INSTRUCTIONS TO FOLLOW.
Reproduce every line in the listing that contains the word "JSON".

[Data listing]
--- START ---

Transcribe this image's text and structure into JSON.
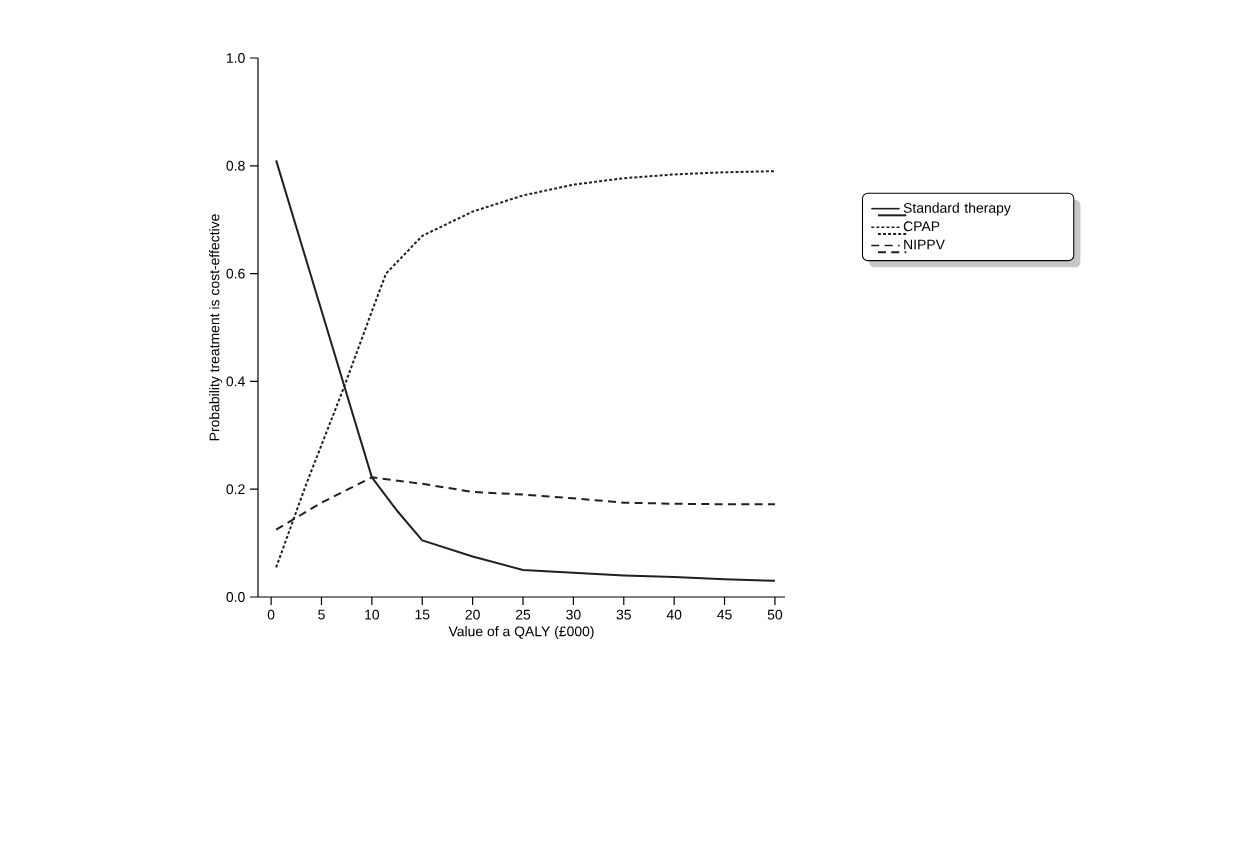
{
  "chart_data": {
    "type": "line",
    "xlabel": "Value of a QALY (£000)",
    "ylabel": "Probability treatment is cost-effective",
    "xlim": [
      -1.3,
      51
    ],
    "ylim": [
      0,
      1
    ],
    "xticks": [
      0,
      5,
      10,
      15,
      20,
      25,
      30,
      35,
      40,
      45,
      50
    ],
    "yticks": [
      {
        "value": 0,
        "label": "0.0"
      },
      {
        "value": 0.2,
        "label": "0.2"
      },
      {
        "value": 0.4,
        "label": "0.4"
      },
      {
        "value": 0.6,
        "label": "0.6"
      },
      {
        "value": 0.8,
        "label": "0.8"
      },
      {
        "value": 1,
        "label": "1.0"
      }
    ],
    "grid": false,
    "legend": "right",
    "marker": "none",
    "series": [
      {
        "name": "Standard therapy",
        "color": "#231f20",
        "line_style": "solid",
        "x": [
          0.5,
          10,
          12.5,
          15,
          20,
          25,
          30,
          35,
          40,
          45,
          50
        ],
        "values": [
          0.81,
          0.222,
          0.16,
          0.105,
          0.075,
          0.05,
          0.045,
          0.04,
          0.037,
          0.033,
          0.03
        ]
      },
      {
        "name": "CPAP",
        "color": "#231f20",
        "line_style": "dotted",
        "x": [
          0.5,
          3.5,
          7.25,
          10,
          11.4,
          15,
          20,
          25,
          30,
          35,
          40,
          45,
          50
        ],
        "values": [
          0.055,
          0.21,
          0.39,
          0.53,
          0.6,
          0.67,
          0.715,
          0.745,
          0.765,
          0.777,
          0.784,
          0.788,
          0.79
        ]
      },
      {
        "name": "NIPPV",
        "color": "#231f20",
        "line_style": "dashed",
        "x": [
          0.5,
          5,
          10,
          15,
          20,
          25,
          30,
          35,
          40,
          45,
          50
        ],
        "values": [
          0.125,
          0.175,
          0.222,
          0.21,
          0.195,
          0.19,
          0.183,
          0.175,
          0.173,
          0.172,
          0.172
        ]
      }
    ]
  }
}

--- END ---
--- START ---

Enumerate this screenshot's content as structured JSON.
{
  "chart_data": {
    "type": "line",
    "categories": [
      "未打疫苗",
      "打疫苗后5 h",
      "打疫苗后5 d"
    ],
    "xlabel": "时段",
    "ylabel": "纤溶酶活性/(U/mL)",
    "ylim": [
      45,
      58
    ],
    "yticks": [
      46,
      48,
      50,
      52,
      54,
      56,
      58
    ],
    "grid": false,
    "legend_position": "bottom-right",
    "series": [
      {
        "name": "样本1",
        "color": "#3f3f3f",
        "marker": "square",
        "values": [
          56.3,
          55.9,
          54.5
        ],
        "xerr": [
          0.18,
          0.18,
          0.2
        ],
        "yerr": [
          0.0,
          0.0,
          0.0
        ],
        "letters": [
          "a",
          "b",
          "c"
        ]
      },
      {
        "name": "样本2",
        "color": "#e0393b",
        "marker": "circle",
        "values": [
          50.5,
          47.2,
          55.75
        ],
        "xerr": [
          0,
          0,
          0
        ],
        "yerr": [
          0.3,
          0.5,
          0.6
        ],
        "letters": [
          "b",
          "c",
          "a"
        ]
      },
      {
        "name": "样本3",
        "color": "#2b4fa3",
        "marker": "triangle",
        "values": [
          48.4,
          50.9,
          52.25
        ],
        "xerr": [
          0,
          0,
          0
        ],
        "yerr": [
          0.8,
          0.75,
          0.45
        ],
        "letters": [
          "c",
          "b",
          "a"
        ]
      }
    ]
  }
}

--- END ---
--- START ---

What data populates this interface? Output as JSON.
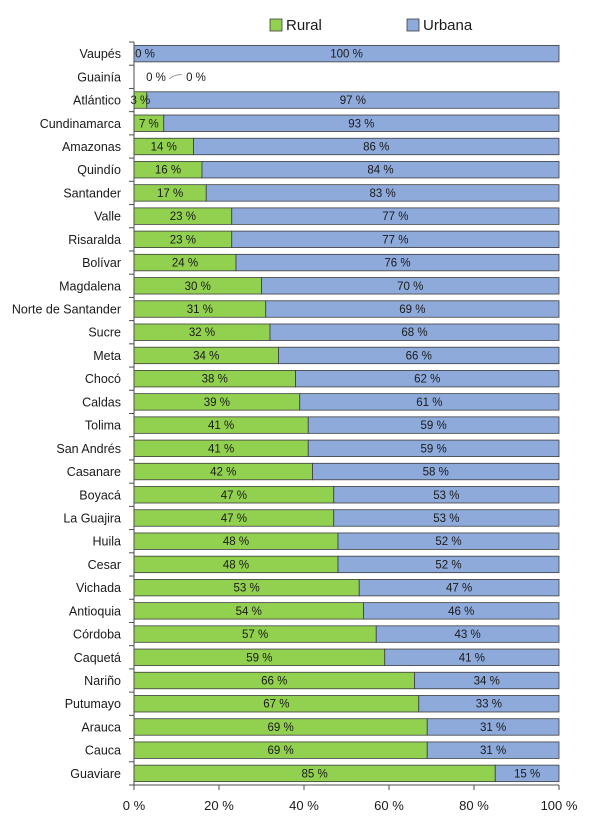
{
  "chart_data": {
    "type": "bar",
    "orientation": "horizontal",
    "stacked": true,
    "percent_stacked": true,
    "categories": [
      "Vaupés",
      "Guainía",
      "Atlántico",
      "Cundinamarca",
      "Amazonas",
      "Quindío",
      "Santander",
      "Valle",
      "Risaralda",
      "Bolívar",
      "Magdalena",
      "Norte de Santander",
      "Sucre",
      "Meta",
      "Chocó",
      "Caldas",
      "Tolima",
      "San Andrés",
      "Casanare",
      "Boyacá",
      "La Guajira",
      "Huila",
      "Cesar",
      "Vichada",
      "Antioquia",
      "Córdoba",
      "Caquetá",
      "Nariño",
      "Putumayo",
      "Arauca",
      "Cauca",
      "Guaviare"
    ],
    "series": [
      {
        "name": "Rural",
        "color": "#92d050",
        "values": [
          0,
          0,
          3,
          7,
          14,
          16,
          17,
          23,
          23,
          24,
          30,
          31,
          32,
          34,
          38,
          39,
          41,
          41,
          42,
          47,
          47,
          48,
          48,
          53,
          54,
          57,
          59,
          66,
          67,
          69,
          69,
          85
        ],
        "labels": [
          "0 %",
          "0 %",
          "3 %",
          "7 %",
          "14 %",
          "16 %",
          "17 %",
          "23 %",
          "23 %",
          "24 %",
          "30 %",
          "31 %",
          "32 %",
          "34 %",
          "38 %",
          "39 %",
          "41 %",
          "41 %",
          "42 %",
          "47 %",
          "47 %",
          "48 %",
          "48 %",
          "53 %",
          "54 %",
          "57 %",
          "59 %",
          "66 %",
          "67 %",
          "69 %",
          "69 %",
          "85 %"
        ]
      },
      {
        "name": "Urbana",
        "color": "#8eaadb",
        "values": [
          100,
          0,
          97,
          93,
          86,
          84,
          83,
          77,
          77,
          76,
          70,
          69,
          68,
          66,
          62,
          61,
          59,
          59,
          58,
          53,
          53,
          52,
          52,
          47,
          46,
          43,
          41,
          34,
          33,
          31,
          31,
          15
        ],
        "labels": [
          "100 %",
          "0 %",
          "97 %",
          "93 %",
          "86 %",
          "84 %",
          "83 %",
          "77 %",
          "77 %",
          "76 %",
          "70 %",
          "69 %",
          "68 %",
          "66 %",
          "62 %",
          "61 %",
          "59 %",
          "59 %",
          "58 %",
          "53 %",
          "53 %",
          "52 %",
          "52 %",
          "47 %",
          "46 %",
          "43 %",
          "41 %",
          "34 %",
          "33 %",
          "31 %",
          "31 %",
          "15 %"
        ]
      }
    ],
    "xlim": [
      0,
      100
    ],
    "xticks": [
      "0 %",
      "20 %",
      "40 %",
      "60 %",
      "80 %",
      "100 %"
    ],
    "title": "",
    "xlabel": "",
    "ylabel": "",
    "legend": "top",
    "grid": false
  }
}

--- END ---

FINAL RESULT.
Transcribe this image's text and structure into JSON.
Enumerate this screenshot's content as structured JSON.
What data populates this interface? Output as JSON.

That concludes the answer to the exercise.